§ **Work instructions**:
Give all of the lines again exactly as they read.

(Saved entries)
──────────────────────────────

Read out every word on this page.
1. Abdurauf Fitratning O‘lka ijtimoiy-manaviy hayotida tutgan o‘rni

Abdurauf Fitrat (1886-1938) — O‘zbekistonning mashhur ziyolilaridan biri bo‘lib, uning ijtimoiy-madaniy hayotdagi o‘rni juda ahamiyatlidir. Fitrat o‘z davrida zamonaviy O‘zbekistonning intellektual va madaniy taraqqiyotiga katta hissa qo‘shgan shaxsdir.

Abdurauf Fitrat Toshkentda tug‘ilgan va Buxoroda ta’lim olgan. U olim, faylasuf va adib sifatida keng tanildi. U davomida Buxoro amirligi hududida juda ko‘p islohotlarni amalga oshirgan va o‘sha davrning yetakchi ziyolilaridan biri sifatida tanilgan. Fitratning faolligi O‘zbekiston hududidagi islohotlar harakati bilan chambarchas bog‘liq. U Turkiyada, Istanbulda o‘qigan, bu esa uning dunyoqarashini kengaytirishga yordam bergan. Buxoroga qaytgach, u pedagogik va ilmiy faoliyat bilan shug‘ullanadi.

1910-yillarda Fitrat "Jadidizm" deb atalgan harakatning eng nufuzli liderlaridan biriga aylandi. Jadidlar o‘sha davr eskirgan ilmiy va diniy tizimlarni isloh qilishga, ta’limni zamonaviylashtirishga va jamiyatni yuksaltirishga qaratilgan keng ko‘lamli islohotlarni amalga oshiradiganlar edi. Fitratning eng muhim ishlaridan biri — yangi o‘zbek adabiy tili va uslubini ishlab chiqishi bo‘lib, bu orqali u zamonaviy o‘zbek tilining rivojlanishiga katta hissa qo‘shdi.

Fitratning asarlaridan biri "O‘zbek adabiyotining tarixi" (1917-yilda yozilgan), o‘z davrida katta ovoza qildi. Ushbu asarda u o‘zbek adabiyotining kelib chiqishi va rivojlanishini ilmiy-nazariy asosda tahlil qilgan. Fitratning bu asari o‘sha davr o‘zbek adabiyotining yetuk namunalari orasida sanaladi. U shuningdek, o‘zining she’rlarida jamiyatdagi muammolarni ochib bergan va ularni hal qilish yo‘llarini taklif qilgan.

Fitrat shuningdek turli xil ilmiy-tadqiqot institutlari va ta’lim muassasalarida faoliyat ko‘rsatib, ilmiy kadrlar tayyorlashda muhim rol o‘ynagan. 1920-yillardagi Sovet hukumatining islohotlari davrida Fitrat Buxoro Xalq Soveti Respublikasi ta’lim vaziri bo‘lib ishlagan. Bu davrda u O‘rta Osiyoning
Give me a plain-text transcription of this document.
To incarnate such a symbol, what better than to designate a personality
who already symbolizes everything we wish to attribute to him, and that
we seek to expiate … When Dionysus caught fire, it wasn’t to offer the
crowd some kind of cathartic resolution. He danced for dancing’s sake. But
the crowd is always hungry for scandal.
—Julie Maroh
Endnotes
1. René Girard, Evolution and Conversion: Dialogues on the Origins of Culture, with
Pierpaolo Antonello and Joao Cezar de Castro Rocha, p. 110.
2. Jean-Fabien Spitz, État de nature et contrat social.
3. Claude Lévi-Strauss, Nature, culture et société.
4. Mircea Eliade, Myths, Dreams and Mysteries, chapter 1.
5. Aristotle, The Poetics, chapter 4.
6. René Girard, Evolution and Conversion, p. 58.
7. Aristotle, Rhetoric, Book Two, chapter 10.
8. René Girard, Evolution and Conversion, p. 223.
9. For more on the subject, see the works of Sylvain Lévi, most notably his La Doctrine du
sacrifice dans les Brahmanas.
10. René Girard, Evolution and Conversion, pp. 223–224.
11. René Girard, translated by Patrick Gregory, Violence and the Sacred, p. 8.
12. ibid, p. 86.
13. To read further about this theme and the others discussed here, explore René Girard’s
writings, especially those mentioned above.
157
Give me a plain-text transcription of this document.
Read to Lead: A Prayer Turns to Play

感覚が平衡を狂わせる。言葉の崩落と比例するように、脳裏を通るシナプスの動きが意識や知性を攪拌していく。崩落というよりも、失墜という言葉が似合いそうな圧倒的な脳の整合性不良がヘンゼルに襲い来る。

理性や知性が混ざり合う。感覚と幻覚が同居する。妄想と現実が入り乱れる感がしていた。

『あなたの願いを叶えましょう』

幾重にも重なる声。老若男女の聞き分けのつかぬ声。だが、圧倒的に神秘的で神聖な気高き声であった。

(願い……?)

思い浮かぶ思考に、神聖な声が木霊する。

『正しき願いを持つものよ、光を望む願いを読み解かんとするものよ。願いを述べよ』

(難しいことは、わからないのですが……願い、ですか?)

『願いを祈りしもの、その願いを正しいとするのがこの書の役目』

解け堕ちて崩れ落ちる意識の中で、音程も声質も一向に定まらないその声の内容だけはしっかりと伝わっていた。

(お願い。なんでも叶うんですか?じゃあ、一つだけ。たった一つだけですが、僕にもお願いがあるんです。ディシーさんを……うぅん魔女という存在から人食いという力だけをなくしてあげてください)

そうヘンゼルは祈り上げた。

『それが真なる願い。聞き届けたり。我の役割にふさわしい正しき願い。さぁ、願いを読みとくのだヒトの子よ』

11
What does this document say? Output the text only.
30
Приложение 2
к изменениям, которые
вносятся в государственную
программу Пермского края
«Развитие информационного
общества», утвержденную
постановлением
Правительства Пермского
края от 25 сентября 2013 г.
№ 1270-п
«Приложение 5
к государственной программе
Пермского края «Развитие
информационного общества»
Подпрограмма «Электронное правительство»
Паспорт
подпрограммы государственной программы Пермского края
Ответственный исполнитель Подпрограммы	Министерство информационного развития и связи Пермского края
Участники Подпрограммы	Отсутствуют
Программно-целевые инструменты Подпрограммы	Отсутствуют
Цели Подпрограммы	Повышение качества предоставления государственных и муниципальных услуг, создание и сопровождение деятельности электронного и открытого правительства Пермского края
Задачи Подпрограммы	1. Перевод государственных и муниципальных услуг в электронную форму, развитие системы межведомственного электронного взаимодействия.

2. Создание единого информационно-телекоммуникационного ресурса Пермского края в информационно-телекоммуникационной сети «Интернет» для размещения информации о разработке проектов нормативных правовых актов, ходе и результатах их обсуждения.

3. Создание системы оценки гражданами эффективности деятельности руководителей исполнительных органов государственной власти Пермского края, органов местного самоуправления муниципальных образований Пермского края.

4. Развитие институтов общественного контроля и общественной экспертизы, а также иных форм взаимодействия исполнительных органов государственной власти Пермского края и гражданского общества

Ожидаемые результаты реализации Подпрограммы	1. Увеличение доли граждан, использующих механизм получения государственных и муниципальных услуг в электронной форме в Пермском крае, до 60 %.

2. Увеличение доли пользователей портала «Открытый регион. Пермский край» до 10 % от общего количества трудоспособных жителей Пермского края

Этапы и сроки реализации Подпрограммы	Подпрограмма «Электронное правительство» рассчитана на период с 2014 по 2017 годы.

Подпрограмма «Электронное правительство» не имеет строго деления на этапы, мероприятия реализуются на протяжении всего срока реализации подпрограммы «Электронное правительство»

──────────────────────────────

§ **Written solution**:
Read out every word on this page.
1. Abdurauf Fitratning O‘lka ijtimoiy-manaviy hayotida tutgan o‘rni

Abdurauf Fitrat (1886-1938) — O‘zbekistonning mashhur ziyolilaridan biri bo‘lib, uning ijtimoiy-madaniy hayotdagi o‘rni juda ahamiyatlidir. Fitrat o‘z davrida zamonaviy O‘zbekistonning intellektual va madaniy taraqqiyotiga katta hissa qo‘shgan shaxsdir.

Abdurauf Fitrat Toshkentda tug‘ilgan va Buxoroda ta’lim olgan. U olim, faylasuf va adib sifatida keng tanildi. U davomida Buxoro amirligi hududida juda ko‘p islohotlarni amalga oshirgan va o‘sha davrning yetakchi ziyolilaridan biri sifatida tanilgan. Fitratning faolligi O‘zbekiston hududidagi islohotlar harakati bilan chambarchas bog‘liq. U Turkiyada, Istanbulda o‘qigan, bu esa uning dunyoqarashini kengaytirishga yordam bergan. Buxoroga qaytgach, u pedagogik va ilmiy faoliyat bilan shug‘ullanadi.

1910-yillarda Fitrat "Jadidizm" deb atalgan harakatning eng nufuzli liderlaridan biriga aylandi. Jadidlar o‘sha davr eskirgan ilmiy va diniy tizimlarni isloh qilishga, ta’limni zamonaviylashtirishga va jamiyatni yuksaltirishga qaratilgan keng ko‘lamli islohotlarni amalga oshiradiganlar edi. Fitratning eng muhim ishlaridan biri — yangi o‘zbek adabiy tili va uslubini ishlab chiqishi bo‘lib, bu orqali u zamonaviy o‘zbek tilining rivojlanishiga katta hissa qo‘shdi.

Fitratning asarlaridan biri "O‘zbek adabiyotining tarixi" (1917-yilda yozilgan), o‘z davrida katta ovoza qildi. Ushbu asarda u o‘zbek adabiyotining kelib chiqishi va rivojlanishini ilmiy-nazariy asosda tahlil qilgan. Fitratning bu asari o‘sha davr o‘zbek adabiyotining yetuk namunalari orasida sanaladi. U shuningdek, o‘zining she’rlarida jamiyatdagi muammolarni ochib bergan va ularni hal qilish yo‘llarini taklif qilgan.

Fitrat shuningdek turli xil ilmiy-tadqiqot institutlari va ta’lim muassasalarida faoliyat ko‘rsatib, ilmiy kadrlar tayyorlashda muhim rol o‘ynagan. 1920-yillardagi Sovet hukumatining islohotlari davrida Fitrat Buxoro Xalq Soveti Respublikasi ta’lim vaziri bo‘lib ishlagan. Bu davrda u O‘rta Osiyoning
Give me a plain-text transcription of this document.
To incarnate such a symbol, what better than to designate a personality
who already symbolizes everything we wish to attribute to him, and that
we seek to expiate … When Dionysus caught fire, it wasn’t to offer the
crowd some kind of cathartic resolution. He danced for dancing’s sake. But
the crowd is always hungry for scandal.
—Julie Maroh
Endnotes
1. René Girard, Evolution and Conversion: Dialogues on the Origins of Culture, with
Pierpaolo Antonello and Joao Cezar de Castro Rocha, p. 110.
2. Jean-Fabien Spitz, État de nature et contrat social.
3. Claude Lévi-Strauss, Nature, culture et société.
4. Mircea Eliade, Myths, Dreams and Mysteries, chapter 1.
5. Aristotle, The Poetics, chapter 4.
6. René Girard, Evolution and Conversion, p. 58.
7. Aristotle, Rhetoric, Book Two, chapter 10.
8. René Girard, Evolution and Conversion, p. 223.
9. For more on the subject, see the works of Sylvain Lévi, most notably his La Doctrine du
sacrifice dans les Brahmanas.
10. René Girard, Evolution and Conversion, pp. 223–224.
11. René Girard, translated by Patrick Gregory, Violence and the Sacred, p. 8.
12. ibid, p. 86.
13. To read further about this theme and the others discussed here, explore René Girard’s
writings, especially those mentioned above.
157
Give me a plain-text transcription of this document.
Read to Lead: A Prayer Turns to Play

感覚が平衡を狂わせる。言葉の崩落と比例するように、脳裏を通るシナプスの動きが意識や知性を攪拌していく。崩落というよりも、失墜という言葉が似合いそうな圧倒的な脳の整合性不良がヘンゼルに襲い来る。

理性や知性が混ざり合う。感覚と幻覚が同居する。妄想と現実が入り乱れる感がしていた。

『あなたの願いを叶えましょう』

幾重にも重なる声。老若男女の聞き分けのつかぬ声。だが、圧倒的に神秘的で神聖な気高き声であった。

(願い……?)

思い浮かぶ思考に、神聖な声が木霊する。

『正しき願いを持つものよ、光を望む願いを読み解かんとするものよ。願いを述べよ』

(難しいことは、わからないのですが……願い、ですか?)

『願いを祈りしもの、その願いを正しいとするのがこの書の役目』

解け堕ちて崩れ落ちる意識の中で、音程も声質も一向に定まらないその声の内容だけはしっかりと伝わっていた。

(お願い。なんでも叶うんですか?じゃあ、一つだけ。たった一つだけですが、僕にもお願いがあるんです。ディシーさんを……うぅん魔女という存在から人食いという力だけをなくしてあげてください)

そうヘンゼルは祈り上げた。

『それが真なる願い。聞き届けたり。我の役割にふさわしい正しき願い。さぁ、願いを読みとくのだヒトの子よ』

11
What does this document say? Output the text only.
30
Приложение 2
к изменениям, которые
вносятся в государственную
программу Пермского края
«Развитие информационного
общества», утвержденную
постановлением
Правительства Пермского
края от 25 сентября 2013 г.
№ 1270-п
«Приложение 5
к государственной программе
Пермского края «Развитие
информационного общества»
Подпрограмма «Электронное правительство»
Паспорт
подпрограммы государственной программы Пермского края
Ответственный исполнитель Подпрограммы	Министерство информационного развития и связи Пермского края
Участники Подпрограммы	Отсутствуют
Программно-целевые инструменты Подпрограммы	Отсутствуют
Цели Подпрограммы	Повышение качества предоставления государственных и муниципальных услуг, создание и сопровождение деятельности электронного и открытого правительства Пермского края
Задачи Подпрограммы	1. Перевод государственных и муниципальных услуг в электронную форму, развитие системы межведомственного электронного взаимодействия.

2. Создание единого информационно-телекоммуникационного ресурса Пермского края в информационно-телекоммуникационной сети «Интернет» для размещения информации о разработке проектов нормативных правовых актов, ходе и результатах их обсуждения.

3. Создание системы оценки гражданами эффективности деятельности руководителей исполнительных органов государственной власти Пермского края, органов местного самоуправления муниципальных образований Пермского края.

4. Развитие институтов общественного контроля и общественной экспертизы, а также иных форм взаимодействия исполнительных органов государственной власти Пермского края и гражданского общества

Ожидаемые результаты реализации Подпрограммы	1. Увеличение доли граждан, использующих механизм получения государственных и муниципальных услуг в электронной форме в Пермском крае, до 60 %.

2. Увеличение доли пользователей портала «Открытый регион. Пермский край» до 10 % от общего количества трудоспособных жителей Пермского края

Этапы и сроки реализации Подпрограммы	Подпрограмма «Электронное правительство» рассчитана на период с 2014 по 2017 годы.

Подпрограмма «Электронное правительство» не имеет строго деления на этапы, мероприятия реализуются на протяжении всего срока реализации подпрограммы «Электронное правительство»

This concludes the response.